SET TASK:
Can you print the data exactly and leave out each image?

(Figure collection entries)
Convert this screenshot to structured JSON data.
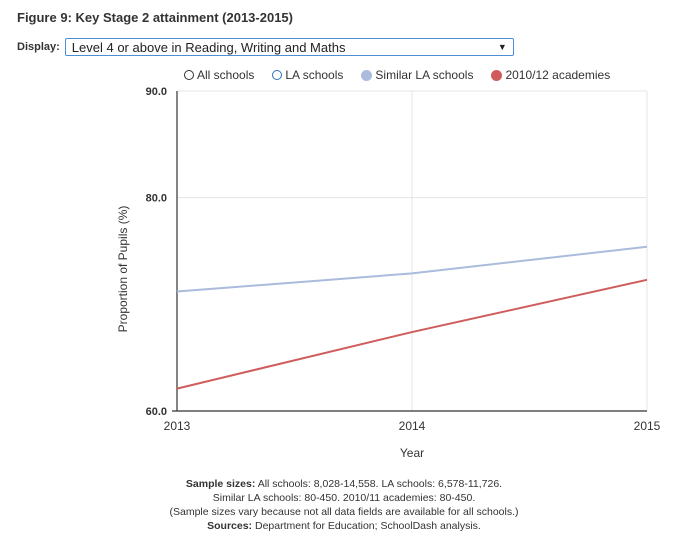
{
  "figure_title": "Figure 9: Key Stage 2 attainment (2013-2015)",
  "display": {
    "label": "Display:",
    "selected": "Level 4 or above in Reading, Writing and Maths"
  },
  "legend": [
    {
      "name": "All schools",
      "style": "hollow",
      "color": "#333333"
    },
    {
      "name": "LA schools",
      "style": "hollow",
      "color": "#2f6fb5"
    },
    {
      "name": "Similar LA schools",
      "style": "filled",
      "color": "#aabbdc"
    },
    {
      "name": "2010/12 academies",
      "style": "filled",
      "color": "#d05c5c"
    }
  ],
  "chart_data": {
    "type": "line",
    "xlabel": "Year",
    "ylabel": "Proportion of Pupils (%)",
    "categories": [
      "2013",
      "2014",
      "2015"
    ],
    "ylim": [
      60,
      90
    ],
    "yticks": [
      "90.0",
      "80.0",
      "60.0"
    ],
    "ytick_values": [
      90,
      80,
      60
    ],
    "series": [
      {
        "name": "Similar LA schools",
        "color": "#aabbdc",
        "values": [
          71.2,
          72.9,
          75.4
        ]
      },
      {
        "name": "2010/12 academies",
        "color": "#d05c5c",
        "values": [
          62.1,
          67.4,
          72.3
        ]
      }
    ]
  },
  "footer": {
    "line1_bold": "Sample sizes:",
    "line1_text": " All schools: 8,028-14,558. LA schools: 6,578-11,726.",
    "line2": "Similar LA schools: 80-450. 2010/11 academies: 80-450.",
    "line3": "(Sample sizes vary because not all data fields are available for all schools.)",
    "line4_bold": "Sources:",
    "line4_text": " Department for Education; SchoolDash analysis."
  }
}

SOLUTION TO THIS PROBLEM:
Convert this screenshot to structured JSON data.
{
  "figure_title": "Figure 9: Key Stage 2 attainment (2013-2015)",
  "display": {
    "label": "Display:",
    "selected": "Level 4 or above in Reading, Writing and Maths"
  },
  "legend": [
    {
      "name": "All schools",
      "style": "hollow",
      "color": "#333333"
    },
    {
      "name": "LA schools",
      "style": "hollow",
      "color": "#2f6fb5"
    },
    {
      "name": "Similar LA schools",
      "style": "filled",
      "color": "#aabbdc"
    },
    {
      "name": "2010/12 academies",
      "style": "filled",
      "color": "#d05c5c"
    }
  ],
  "chart_data": {
    "type": "line",
    "xlabel": "Year",
    "ylabel": "Proportion of Pupils (%)",
    "categories": [
      "2013",
      "2014",
      "2015"
    ],
    "ylim": [
      60,
      90
    ],
    "yticks": [
      "90.0",
      "80.0",
      "60.0"
    ],
    "ytick_values": [
      90,
      80,
      60
    ],
    "series": [
      {
        "name": "Similar LA schools",
        "color": "#aabbdc",
        "values": [
          71.2,
          72.9,
          75.4
        ]
      },
      {
        "name": "2010/12 academies",
        "color": "#d05c5c",
        "values": [
          62.1,
          67.4,
          72.3
        ]
      }
    ]
  },
  "footer": {
    "line1_bold": "Sample sizes:",
    "line1_text": " All schools: 8,028-14,558. LA schools: 6,578-11,726.",
    "line2": "Similar LA schools: 80-450. 2010/11 academies: 80-450.",
    "line3": "(Sample sizes vary because not all data fields are available for all schools.)",
    "line4_bold": "Sources:",
    "line4_text": " Department for Education; SchoolDash analysis."
  }
}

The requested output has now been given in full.